ENTRIES SUPPLIED →
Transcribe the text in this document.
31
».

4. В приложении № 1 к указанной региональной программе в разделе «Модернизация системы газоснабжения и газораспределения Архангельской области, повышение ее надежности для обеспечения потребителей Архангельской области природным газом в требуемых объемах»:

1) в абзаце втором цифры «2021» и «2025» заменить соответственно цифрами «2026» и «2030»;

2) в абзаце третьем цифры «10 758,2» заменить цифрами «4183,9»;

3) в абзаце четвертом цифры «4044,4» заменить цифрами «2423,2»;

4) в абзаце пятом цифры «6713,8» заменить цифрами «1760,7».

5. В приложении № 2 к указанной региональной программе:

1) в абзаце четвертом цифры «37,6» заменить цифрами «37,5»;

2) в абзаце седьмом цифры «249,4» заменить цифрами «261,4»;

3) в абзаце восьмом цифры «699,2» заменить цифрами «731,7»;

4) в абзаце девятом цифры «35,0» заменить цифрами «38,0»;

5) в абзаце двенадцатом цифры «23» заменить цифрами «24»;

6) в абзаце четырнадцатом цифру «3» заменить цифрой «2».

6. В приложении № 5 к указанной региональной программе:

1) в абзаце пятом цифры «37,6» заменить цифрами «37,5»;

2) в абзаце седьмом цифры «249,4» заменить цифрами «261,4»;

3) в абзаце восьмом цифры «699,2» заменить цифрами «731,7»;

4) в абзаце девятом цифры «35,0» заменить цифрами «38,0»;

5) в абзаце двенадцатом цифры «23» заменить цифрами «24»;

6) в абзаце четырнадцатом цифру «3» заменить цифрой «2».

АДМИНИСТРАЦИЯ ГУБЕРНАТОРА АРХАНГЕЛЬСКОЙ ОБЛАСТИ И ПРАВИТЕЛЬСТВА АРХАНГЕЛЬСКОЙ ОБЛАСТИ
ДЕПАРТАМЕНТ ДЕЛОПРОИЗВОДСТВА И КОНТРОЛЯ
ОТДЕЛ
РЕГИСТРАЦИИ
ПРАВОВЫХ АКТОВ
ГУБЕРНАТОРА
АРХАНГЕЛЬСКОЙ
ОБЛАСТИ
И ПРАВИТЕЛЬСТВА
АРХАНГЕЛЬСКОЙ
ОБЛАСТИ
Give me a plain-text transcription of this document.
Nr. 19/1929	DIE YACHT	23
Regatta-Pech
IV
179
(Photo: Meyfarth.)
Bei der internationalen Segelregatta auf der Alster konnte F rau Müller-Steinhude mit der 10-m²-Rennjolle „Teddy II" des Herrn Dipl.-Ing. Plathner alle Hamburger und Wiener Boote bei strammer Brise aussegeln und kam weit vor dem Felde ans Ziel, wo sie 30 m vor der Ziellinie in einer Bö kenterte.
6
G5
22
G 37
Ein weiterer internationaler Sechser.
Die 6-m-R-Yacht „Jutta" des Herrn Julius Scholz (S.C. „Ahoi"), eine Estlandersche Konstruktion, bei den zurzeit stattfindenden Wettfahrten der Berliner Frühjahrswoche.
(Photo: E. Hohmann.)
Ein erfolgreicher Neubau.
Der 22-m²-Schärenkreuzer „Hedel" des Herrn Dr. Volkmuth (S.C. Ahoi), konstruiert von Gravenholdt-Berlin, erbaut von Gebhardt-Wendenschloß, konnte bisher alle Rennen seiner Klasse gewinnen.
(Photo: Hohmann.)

WORK TO DO → Each entry above needs to be retyped exactly.

CORRECT ANSWER →
Transcribe the text in this document.
31
».

4. В приложении № 1 к указанной региональной программе в разделе «Модернизация системы газоснабжения и газораспределения Архангельской области, повышение ее надежности для обеспечения потребителей Архангельской области природным газом в требуемых объемах»:

1) в абзаце втором цифры «2021» и «2025» заменить соответственно цифрами «2026» и «2030»;

2) в абзаце третьем цифры «10 758,2» заменить цифрами «4183,9»;

3) в абзаце четвертом цифры «4044,4» заменить цифрами «2423,2»;

4) в абзаце пятом цифры «6713,8» заменить цифрами «1760,7».

5. В приложении № 2 к указанной региональной программе:

1) в абзаце четвертом цифры «37,6» заменить цифрами «37,5»;

2) в абзаце седьмом цифры «249,4» заменить цифрами «261,4»;

3) в абзаце восьмом цифры «699,2» заменить цифрами «731,7»;

4) в абзаце девятом цифры «35,0» заменить цифрами «38,0»;

5) в абзаце двенадцатом цифры «23» заменить цифрами «24»;

6) в абзаце четырнадцатом цифру «3» заменить цифрой «2».

6. В приложении № 5 к указанной региональной программе:

1) в абзаце пятом цифры «37,6» заменить цифрами «37,5»;

2) в абзаце седьмом цифры «249,4» заменить цифрами «261,4»;

3) в абзаце восьмом цифры «699,2» заменить цифрами «731,7»;

4) в абзаце девятом цифры «35,0» заменить цифрами «38,0»;

5) в абзаце двенадцатом цифры «23» заменить цифрами «24»;

6) в абзаце четырнадцатом цифру «3» заменить цифрой «2».

АДМИНИСТРАЦИЯ ГУБЕРНАТОРА АРХАНГЕЛЬСКОЙ ОБЛАСТИ И ПРАВИТЕЛЬСТВА АРХАНГЕЛЬСКОЙ ОБЛАСТИ
ДЕПАРТАМЕНТ ДЕЛОПРОИЗВОДСТВА И КОНТРОЛЯ
ОТДЕЛ
РЕГИСТРАЦИИ
ПРАВОВЫХ АКТОВ
ГУБЕРНАТОРА
АРХАНГЕЛЬСКОЙ
ОБЛАСТИ
И ПРАВИТЕЛЬСТВА
АРХАНГЕЛЬСКОЙ
ОБЛАСТИ
Give me a plain-text transcription of this document.
Nr. 19/1929	DIE YACHT	23
Regatta-Pech
IV
179
(Photo: Meyfarth.)
Bei der internationalen Segelregatta auf der Alster konnte F rau Müller-Steinhude mit der 10-m²-Rennjolle „Teddy II" des Herrn Dipl.-Ing. Plathner alle Hamburger und Wiener Boote bei strammer Brise aussegeln und kam weit vor dem Felde ans Ziel, wo sie 30 m vor der Ziellinie in einer Bö kenterte.
6
G5
22
G 37
Ein weiterer internationaler Sechser.
Die 6-m-R-Yacht „Jutta" des Herrn Julius Scholz (S.C. „Ahoi"), eine Estlandersche Konstruktion, bei den zurzeit stattfindenden Wettfahrten der Berliner Frühjahrswoche.
(Photo: E. Hohmann.)
Ein erfolgreicher Neubau.
Der 22-m²-Schärenkreuzer „Hedel" des Herrn Dr. Volkmuth (S.C. Ahoi), konstruiert von Gravenholdt-Berlin, erbaut von Gebhardt-Wendenschloß, konnte bisher alle Rennen seiner Klasse gewinnen.
(Photo: Hohmann.)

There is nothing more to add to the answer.